* **Do this**:
Your task is to copy the material exactly.

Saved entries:

========================

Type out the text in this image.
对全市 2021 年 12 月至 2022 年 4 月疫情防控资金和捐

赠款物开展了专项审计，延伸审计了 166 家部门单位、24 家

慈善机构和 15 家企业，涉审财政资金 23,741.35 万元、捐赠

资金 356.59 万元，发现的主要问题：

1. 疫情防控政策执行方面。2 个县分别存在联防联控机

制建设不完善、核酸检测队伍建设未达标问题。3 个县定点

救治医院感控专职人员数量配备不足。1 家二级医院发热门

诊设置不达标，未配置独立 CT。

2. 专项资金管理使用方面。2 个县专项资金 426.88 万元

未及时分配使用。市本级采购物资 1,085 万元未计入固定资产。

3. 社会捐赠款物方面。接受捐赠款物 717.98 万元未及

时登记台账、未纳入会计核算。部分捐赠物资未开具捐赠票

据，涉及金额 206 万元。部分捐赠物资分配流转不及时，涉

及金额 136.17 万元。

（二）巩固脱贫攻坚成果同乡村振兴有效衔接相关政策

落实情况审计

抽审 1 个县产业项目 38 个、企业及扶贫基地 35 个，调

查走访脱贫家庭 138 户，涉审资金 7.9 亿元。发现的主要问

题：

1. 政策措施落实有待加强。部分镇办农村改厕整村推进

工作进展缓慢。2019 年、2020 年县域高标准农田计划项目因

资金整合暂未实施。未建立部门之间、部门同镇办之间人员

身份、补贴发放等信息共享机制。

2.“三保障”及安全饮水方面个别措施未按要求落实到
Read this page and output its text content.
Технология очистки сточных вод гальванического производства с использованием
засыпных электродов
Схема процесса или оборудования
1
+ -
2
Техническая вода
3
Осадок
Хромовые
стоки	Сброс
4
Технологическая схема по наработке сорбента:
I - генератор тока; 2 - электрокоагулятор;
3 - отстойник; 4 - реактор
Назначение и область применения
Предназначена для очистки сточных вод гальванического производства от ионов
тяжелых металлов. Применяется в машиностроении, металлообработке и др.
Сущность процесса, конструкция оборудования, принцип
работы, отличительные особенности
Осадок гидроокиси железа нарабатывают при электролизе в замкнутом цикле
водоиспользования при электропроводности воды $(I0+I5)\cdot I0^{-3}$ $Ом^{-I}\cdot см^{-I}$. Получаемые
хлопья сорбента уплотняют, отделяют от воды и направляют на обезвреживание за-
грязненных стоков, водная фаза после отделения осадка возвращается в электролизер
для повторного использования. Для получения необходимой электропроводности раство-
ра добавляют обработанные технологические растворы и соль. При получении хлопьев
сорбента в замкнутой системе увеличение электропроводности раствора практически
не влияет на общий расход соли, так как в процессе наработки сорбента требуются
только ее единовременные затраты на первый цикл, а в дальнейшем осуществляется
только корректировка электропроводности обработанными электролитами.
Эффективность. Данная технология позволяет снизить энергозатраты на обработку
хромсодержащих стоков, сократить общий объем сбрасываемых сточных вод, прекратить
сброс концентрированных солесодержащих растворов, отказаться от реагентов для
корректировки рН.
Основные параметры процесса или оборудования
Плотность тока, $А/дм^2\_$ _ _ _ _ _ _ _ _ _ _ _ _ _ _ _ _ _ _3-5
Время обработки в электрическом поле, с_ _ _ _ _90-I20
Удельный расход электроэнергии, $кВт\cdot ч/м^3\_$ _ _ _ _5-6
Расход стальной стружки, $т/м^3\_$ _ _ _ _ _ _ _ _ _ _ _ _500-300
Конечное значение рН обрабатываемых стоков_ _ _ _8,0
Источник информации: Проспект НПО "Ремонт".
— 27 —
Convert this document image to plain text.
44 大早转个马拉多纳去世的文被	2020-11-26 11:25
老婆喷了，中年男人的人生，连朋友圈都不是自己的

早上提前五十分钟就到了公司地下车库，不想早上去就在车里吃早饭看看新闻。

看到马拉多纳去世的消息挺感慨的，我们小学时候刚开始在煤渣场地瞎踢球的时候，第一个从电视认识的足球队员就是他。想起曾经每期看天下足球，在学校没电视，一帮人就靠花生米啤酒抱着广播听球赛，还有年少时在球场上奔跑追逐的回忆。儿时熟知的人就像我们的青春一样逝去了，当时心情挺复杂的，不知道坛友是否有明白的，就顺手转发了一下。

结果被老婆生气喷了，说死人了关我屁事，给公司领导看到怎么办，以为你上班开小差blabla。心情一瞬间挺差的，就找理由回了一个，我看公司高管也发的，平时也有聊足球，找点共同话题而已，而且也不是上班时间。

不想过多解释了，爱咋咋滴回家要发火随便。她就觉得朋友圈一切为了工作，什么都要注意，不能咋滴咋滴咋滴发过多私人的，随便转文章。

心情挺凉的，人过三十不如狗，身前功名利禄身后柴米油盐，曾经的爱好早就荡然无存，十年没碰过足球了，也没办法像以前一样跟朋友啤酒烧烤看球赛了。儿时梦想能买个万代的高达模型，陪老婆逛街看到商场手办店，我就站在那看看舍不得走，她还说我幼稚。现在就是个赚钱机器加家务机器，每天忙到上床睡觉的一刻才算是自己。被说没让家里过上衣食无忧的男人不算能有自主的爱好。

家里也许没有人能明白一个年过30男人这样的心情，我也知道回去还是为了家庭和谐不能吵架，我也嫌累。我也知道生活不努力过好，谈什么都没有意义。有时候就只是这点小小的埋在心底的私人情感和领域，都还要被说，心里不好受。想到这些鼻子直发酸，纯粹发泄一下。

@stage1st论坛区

========================

* **The response**:
Type out the text in this image.
对全市 2021 年 12 月至 2022 年 4 月疫情防控资金和捐

赠款物开展了专项审计，延伸审计了 166 家部门单位、24 家

慈善机构和 15 家企业，涉审财政资金 23,741.35 万元、捐赠

资金 356.59 万元，发现的主要问题：

1. 疫情防控政策执行方面。2 个县分别存在联防联控机

制建设不完善、核酸检测队伍建设未达标问题。3 个县定点

救治医院感控专职人员数量配备不足。1 家二级医院发热门

诊设置不达标，未配置独立 CT。

2. 专项资金管理使用方面。2 个县专项资金 426.88 万元

未及时分配使用。市本级采购物资 1,085 万元未计入固定资产。

3. 社会捐赠款物方面。接受捐赠款物 717.98 万元未及

时登记台账、未纳入会计核算。部分捐赠物资未开具捐赠票

据，涉及金额 206 万元。部分捐赠物资分配流转不及时，涉

及金额 136.17 万元。

（二）巩固脱贫攻坚成果同乡村振兴有效衔接相关政策

落实情况审计

抽审 1 个县产业项目 38 个、企业及扶贫基地 35 个，调

查走访脱贫家庭 138 户，涉审资金 7.9 亿元。发现的主要问

题：

1. 政策措施落实有待加强。部分镇办农村改厕整村推进

工作进展缓慢。2019 年、2020 年县域高标准农田计划项目因

资金整合暂未实施。未建立部门之间、部门同镇办之间人员

身份、补贴发放等信息共享机制。

2.“三保障”及安全饮水方面个别措施未按要求落实到
Read this page and output its text content.
Технология очистки сточных вод гальванического производства с использованием
засыпных электродов
Схема процесса или оборудования
1
+ -
2
Техническая вода
3
Осадок
Хромовые
стоки	Сброс
4
Технологическая схема по наработке сорбента:
I - генератор тока; 2 - электрокоагулятор;
3 - отстойник; 4 - реактор
Назначение и область применения
Предназначена для очистки сточных вод гальванического производства от ионов
тяжелых металлов. Применяется в машиностроении, металлообработке и др.
Сущность процесса, конструкция оборудования, принцип
работы, отличительные особенности
Осадок гидроокиси железа нарабатывают при электролизе в замкнутом цикле
водоиспользования при электропроводности воды $(I0+I5)\cdot I0^{-3}$ $Ом^{-I}\cdot см^{-I}$. Получаемые
хлопья сорбента уплотняют, отделяют от воды и направляют на обезвреживание за-
грязненных стоков, водная фаза после отделения осадка возвращается в электролизер
для повторного использования. Для получения необходимой электропроводности раство-
ра добавляют обработанные технологические растворы и соль. При получении хлопьев
сорбента в замкнутой системе увеличение электропроводности раствора практически
не влияет на общий расход соли, так как в процессе наработки сорбента требуются
только ее единовременные затраты на первый цикл, а в дальнейшем осуществляется
только корректировка электропроводности обработанными электролитами.
Эффективность. Данная технология позволяет снизить энергозатраты на обработку
хромсодержащих стоков, сократить общий объем сбрасываемых сточных вод, прекратить
сброс концентрированных солесодержащих растворов, отказаться от реагентов для
корректировки рН.
Основные параметры процесса или оборудования
Плотность тока, $А/дм^2\_$ _ _ _ _ _ _ _ _ _ _ _ _ _ _ _ _ _ _3-5
Время обработки в электрическом поле, с_ _ _ _ _90-I20
Удельный расход электроэнергии, $кВт\cdot ч/м^3\_$ _ _ _ _5-6
Расход стальной стружки, $т/м^3\_$ _ _ _ _ _ _ _ _ _ _ _ _500-300
Конечное значение рН обрабатываемых стоков_ _ _ _8,0
Источник информации: Проспект НПО "Ремонт".
— 27 —
Convert this document image to plain text.
44 大早转个马拉多纳去世的文被	2020-11-26 11:25
老婆喷了，中年男人的人生，连朋友圈都不是自己的

早上提前五十分钟就到了公司地下车库，不想早上去就在车里吃早饭看看新闻。

看到马拉多纳去世的消息挺感慨的，我们小学时候刚开始在煤渣场地瞎踢球的时候，第一个从电视认识的足球队员就是他。想起曾经每期看天下足球，在学校没电视，一帮人就靠花生米啤酒抱着广播听球赛，还有年少时在球场上奔跑追逐的回忆。儿时熟知的人就像我们的青春一样逝去了，当时心情挺复杂的，不知道坛友是否有明白的，就顺手转发了一下。

结果被老婆生气喷了，说死人了关我屁事，给公司领导看到怎么办，以为你上班开小差blabla。心情一瞬间挺差的，就找理由回了一个，我看公司高管也发的，平时也有聊足球，找点共同话题而已，而且也不是上班时间。

不想过多解释了，爱咋咋滴回家要发火随便。她就觉得朋友圈一切为了工作，什么都要注意，不能咋滴咋滴咋滴发过多私人的，随便转文章。

心情挺凉的，人过三十不如狗，身前功名利禄身后柴米油盐，曾经的爱好早就荡然无存，十年没碰过足球了，也没办法像以前一样跟朋友啤酒烧烤看球赛了。儿时梦想能买个万代的高达模型，陪老婆逛街看到商场手办店，我就站在那看看舍不得走，她还说我幼稚。现在就是个赚钱机器加家务机器，每天忙到上床睡觉的一刻才算是自己。被说没让家里过上衣食无忧的男人不算能有自主的爱好。

家里也许没有人能明白一个年过30男人这样的心情，我也知道回去还是为了家庭和谐不能吵架，我也嫌累。我也知道生活不努力过好，谈什么都没有意义。有时候就只是这点小小的埋在心底的私人情感和领域，都还要被说，心里不好受。想到这些鼻子直发酸，纯粹发泄一下。

@stage1st论坛区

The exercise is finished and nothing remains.